Data records
________
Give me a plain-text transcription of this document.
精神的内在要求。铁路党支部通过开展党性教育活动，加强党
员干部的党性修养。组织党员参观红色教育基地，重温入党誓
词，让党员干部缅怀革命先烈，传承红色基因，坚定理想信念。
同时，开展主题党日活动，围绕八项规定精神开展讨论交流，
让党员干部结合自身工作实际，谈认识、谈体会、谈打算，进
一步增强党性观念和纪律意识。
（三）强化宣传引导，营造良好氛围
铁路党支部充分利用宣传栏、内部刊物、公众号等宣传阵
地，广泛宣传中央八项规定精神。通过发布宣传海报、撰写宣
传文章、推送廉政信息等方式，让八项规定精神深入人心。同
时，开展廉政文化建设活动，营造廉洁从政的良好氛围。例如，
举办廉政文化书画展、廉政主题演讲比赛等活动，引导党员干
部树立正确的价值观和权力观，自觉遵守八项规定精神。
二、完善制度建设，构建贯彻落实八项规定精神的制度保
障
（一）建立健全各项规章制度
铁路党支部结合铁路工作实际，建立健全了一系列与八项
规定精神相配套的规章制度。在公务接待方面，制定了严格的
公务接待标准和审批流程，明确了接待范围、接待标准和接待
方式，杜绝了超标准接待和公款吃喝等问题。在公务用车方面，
________
▶ **TASK**: Exactly as shown, repeat every record.

▶ **OUTPUT BELOW**:
Give me a plain-text transcription of this document.
精神的内在要求。铁路党支部通过开展党性教育活动，加强党
员干部的党性修养。组织党员参观红色教育基地，重温入党誓
词，让党员干部缅怀革命先烈，传承红色基因，坚定理想信念。
同时，开展主题党日活动，围绕八项规定精神开展讨论交流，
让党员干部结合自身工作实际，谈认识、谈体会、谈打算，进
一步增强党性观念和纪律意识。
（三）强化宣传引导，营造良好氛围
铁路党支部充分利用宣传栏、内部刊物、公众号等宣传阵
地，广泛宣传中央八项规定精神。通过发布宣传海报、撰写宣
传文章、推送廉政信息等方式，让八项规定精神深入人心。同
时，开展廉政文化建设活动，营造廉洁从政的良好氛围。例如，
举办廉政文化书画展、廉政主题演讲比赛等活动，引导党员干
部树立正确的价值观和权力观，自觉遵守八项规定精神。
二、完善制度建设，构建贯彻落实八项规定精神的制度保
障
（一）建立健全各项规章制度
铁路党支部结合铁路工作实际，建立健全了一系列与八项
规定精神相配套的规章制度。在公务接待方面，制定了严格的
公务接待标准和审批流程，明确了接待范围、接待标准和接待
方式，杜绝了超标准接待和公款吃喝等问题。在公务用车方面，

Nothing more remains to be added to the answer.